◆ **Given instruction**
Give only the number of lines that include the string "would".

====

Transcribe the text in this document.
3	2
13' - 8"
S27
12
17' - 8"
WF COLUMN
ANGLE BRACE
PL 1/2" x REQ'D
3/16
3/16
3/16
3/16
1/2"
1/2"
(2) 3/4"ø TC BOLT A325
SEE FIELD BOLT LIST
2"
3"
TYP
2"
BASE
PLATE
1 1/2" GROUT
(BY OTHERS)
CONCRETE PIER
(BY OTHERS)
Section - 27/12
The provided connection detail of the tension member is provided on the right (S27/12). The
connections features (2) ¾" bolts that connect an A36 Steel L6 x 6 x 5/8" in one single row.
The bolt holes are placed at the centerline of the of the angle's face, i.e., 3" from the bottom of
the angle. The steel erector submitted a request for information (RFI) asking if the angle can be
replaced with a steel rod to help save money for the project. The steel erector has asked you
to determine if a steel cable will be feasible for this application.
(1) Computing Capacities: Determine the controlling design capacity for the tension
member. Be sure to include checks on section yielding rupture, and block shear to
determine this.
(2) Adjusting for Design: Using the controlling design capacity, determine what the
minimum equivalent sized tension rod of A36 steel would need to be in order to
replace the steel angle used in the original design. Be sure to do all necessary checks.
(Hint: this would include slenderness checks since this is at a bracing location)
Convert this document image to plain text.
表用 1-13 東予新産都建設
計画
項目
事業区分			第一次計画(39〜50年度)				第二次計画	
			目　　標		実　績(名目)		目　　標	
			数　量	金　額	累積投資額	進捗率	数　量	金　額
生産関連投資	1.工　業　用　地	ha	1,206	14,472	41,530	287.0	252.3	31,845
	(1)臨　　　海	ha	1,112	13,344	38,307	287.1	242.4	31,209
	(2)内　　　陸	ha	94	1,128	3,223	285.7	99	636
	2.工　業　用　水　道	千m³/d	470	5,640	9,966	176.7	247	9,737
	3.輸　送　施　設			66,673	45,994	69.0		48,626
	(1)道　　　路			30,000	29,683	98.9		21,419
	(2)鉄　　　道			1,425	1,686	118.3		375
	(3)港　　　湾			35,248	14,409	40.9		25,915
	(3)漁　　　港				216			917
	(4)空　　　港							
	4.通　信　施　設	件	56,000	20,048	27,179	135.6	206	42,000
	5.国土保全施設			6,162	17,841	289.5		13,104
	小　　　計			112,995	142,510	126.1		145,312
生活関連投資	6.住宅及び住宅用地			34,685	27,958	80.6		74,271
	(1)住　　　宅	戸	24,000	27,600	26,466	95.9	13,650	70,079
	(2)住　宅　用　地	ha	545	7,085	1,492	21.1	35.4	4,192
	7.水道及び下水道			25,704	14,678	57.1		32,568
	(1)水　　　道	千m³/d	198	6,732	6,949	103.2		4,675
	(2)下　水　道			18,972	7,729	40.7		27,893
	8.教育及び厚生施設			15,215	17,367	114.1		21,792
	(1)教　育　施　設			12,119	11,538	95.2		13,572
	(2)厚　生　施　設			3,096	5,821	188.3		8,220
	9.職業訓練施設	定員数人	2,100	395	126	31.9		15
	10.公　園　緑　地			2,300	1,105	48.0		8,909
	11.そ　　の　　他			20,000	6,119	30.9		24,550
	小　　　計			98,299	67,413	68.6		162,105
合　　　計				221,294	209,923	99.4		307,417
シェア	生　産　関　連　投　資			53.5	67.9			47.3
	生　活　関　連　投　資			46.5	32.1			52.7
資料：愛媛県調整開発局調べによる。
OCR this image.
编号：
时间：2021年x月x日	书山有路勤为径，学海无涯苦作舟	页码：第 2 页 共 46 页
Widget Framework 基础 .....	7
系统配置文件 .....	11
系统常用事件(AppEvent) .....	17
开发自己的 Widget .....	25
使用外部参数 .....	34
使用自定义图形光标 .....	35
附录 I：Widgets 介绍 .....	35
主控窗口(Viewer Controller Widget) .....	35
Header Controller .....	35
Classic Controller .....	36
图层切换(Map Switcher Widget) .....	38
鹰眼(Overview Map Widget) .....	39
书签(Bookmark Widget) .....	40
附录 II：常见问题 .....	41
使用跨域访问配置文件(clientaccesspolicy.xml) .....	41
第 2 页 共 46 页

====

◆ **Response to the task**
2